Transcribe every line exactly and omit anything that is a picture.

Supplied data »
_ _ _ _ _ _ _
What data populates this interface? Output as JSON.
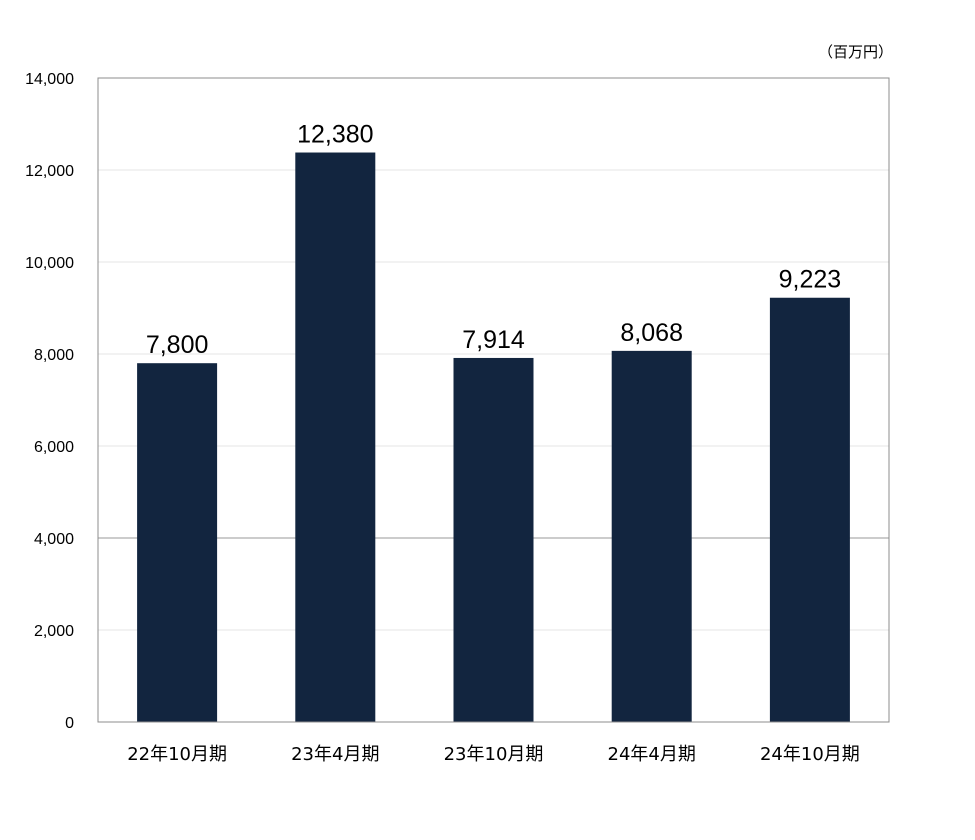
{
  "chart_data": {
    "type": "bar",
    "unit_label": "（百万円）",
    "categories": [
      "22年10月期",
      "23年4月期",
      "23年10月期",
      "24年4月期",
      "24年10月期"
    ],
    "values": [
      7800,
      12380,
      7914,
      8068,
      9223
    ],
    "value_labels": [
      "7,800",
      "12,380",
      "7,914",
      "8,068",
      "9,223"
    ],
    "ylim": [
      0,
      14000
    ],
    "yticks": [
      0,
      2000,
      4000,
      6000,
      8000,
      10000,
      12000,
      14000
    ],
    "ytick_labels": [
      "0",
      "2,000",
      "4,000",
      "6,000",
      "8,000",
      "10,000",
      "12,000",
      "14,000"
    ],
    "grid": true,
    "legend": "none",
    "colors": {
      "bar": "#12253f",
      "grid": "#e6e6e6",
      "axis": "#8c8c8c"
    }
  }
}
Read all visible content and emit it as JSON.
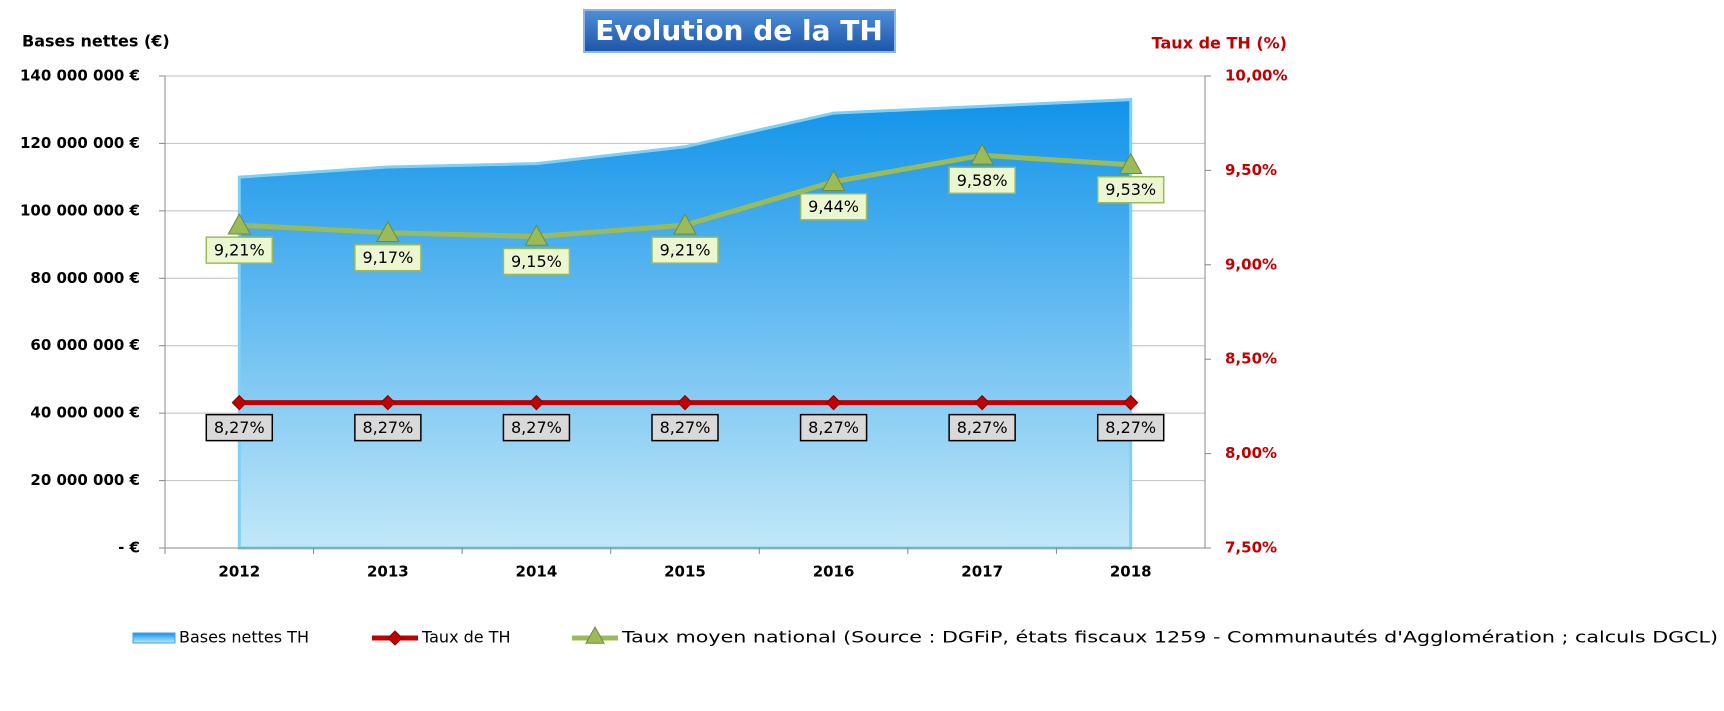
{
  "chart_data": {
    "type": "area-line",
    "title": "Evolution de la TH",
    "y_label": "Bases nettes (€)",
    "y2_label": "Taux de TH (%)",
    "categories": [
      "2012",
      "2013",
      "2014",
      "2015",
      "2016",
      "2017",
      "2018"
    ],
    "series": [
      {
        "name": "Bases nettes TH",
        "type": "area",
        "color": "#1a9be8",
        "values": [
          110000000,
          113000000,
          114000000,
          119000000,
          129000000,
          131000000,
          133000000
        ]
      },
      {
        "name": "Taux de TH",
        "type": "line",
        "axis": "y2",
        "color": "#c00000",
        "marker": "diamond",
        "values": [
          8.27,
          8.27,
          8.27,
          8.27,
          8.27,
          8.27,
          8.27
        ],
        "value_labels": [
          "8,27%",
          "8,27%",
          "8,27%",
          "8,27%",
          "8,27%",
          "8,27%",
          "8,27%"
        ]
      },
      {
        "name": "Taux moyen national (Source : DGFiP, états fiscaux 1259 - Communautés d'Agglomération ; calculs DGCL)",
        "type": "line",
        "axis": "y2",
        "color": "#9bbb59",
        "marker": "triangle",
        "values": [
          9.21,
          9.17,
          9.15,
          9.21,
          9.44,
          9.58,
          9.53
        ],
        "value_labels": [
          "9,21%",
          "9,17%",
          "9,15%",
          "9,21%",
          "9,44%",
          "9,58%",
          "9,53%"
        ]
      }
    ],
    "ylim": [
      0,
      140000000
    ],
    "yticks": [
      {
        "value": 0,
        "label": "- €"
      },
      {
        "value": 20000000,
        "label": "20 000 000 €"
      },
      {
        "value": 40000000,
        "label": "40 000 000 €"
      },
      {
        "value": 60000000,
        "label": "60 000 000 €"
      },
      {
        "value": 80000000,
        "label": "80 000 000 €"
      },
      {
        "value": 100000000,
        "label": "100 000 000 €"
      },
      {
        "value": 120000000,
        "label": "120 000 000 €"
      },
      {
        "value": 140000000,
        "label": "140 000 000 €"
      }
    ],
    "y2lim": [
      7.5,
      10
    ],
    "y2ticks": [
      {
        "value": 7.5,
        "label": "7,50%"
      },
      {
        "value": 8,
        "label": "8,00%"
      },
      {
        "value": 8.5,
        "label": "8,50%"
      },
      {
        "value": 9,
        "label": "9,00%"
      },
      {
        "value": 9.5,
        "label": "9,50%"
      },
      {
        "value": 10,
        "label": "10,00%"
      }
    ],
    "grid": true,
    "legend": "bottom"
  }
}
_ _ _ _ _ _ _
Response for this exercise »
What data populates this interface? Output as JSON.
{
  "chart_data": {
    "type": "bar",
    "unit_label": "（百万円）",
    "categories": [
      "22年10月期",
      "23年4月期",
      "23年10月期",
      "24年4月期",
      "24年10月期"
    ],
    "values": [
      7800,
      12380,
      7914,
      8068,
      9223
    ],
    "value_labels": [
      "7,800",
      "12,380",
      "7,914",
      "8,068",
      "9,223"
    ],
    "ylim": [
      0,
      14000
    ],
    "yticks": [
      0,
      2000,
      4000,
      6000,
      8000,
      10000,
      12000,
      14000
    ],
    "ytick_labels": [
      "0",
      "2,000",
      "4,000",
      "6,000",
      "8,000",
      "10,000",
      "12,000",
      "14,000"
    ],
    "grid": true,
    "legend": "none",
    "colors": {
      "bar": "#12253f",
      "grid": "#e6e6e6",
      "axis": "#8c8c8c"
    }
  }
}
Read all visible content and emit it as JSON.
{
  "chart_data": {
    "type": "area-line",
    "title": "Evolution de la TH",
    "y_label": "Bases nettes (€)",
    "y2_label": "Taux de TH (%)",
    "categories": [
      "2012",
      "2013",
      "2014",
      "2015",
      "2016",
      "2017",
      "2018"
    ],
    "series": [
      {
        "name": "Bases nettes TH",
        "type": "area",
        "color": "#1a9be8",
        "values": [
          110000000,
          113000000,
          114000000,
          119000000,
          129000000,
          131000000,
          133000000
        ]
      },
      {
        "name": "Taux de TH",
        "type": "line",
        "axis": "y2",
        "color": "#c00000",
        "marker": "diamond",
        "values": [
          8.27,
          8.27,
          8.27,
          8.27,
          8.27,
          8.27,
          8.27
        ],
        "value_labels": [
          "8,27%",
          "8,27%",
          "8,27%",
          "8,27%",
          "8,27%",
          "8,27%",
          "8,27%"
        ]
      },
      {
        "name": "Taux moyen national (Source : DGFiP, états fiscaux 1259 - Communautés d'Agglomération ; calculs DGCL)",
        "type": "line",
        "axis": "y2",
        "color": "#9bbb59",
        "marker": "triangle",
        "values": [
          9.21,
          9.17,
          9.15,
          9.21,
          9.44,
          9.58,
          9.53
        ],
        "value_labels": [
          "9,21%",
          "9,17%",
          "9,15%",
          "9,21%",
          "9,44%",
          "9,58%",
          "9,53%"
        ]
      }
    ],
    "ylim": [
      0,
      140000000
    ],
    "yticks": [
      {
        "value": 0,
        "label": "- €"
      },
      {
        "value": 20000000,
        "label": "20 000 000 €"
      },
      {
        "value": 40000000,
        "label": "40 000 000 €"
      },
      {
        "value": 60000000,
        "label": "60 000 000 €"
      },
      {
        "value": 80000000,
        "label": "80 000 000 €"
      },
      {
        "value": 100000000,
        "label": "100 000 000 €"
      },
      {
        "value": 120000000,
        "label": "120 000 000 €"
      },
      {
        "value": 140000000,
        "label": "140 000 000 €"
      }
    ],
    "y2lim": [
      7.5,
      10
    ],
    "y2ticks": [
      {
        "value": 7.5,
        "label": "7,50%"
      },
      {
        "value": 8,
        "label": "8,00%"
      },
      {
        "value": 8.5,
        "label": "8,50%"
      },
      {
        "value": 9,
        "label": "9,00%"
      },
      {
        "value": 9.5,
        "label": "9,50%"
      },
      {
        "value": 10,
        "label": "10,00%"
      }
    ],
    "grid": true,
    "legend": "bottom"
  }
}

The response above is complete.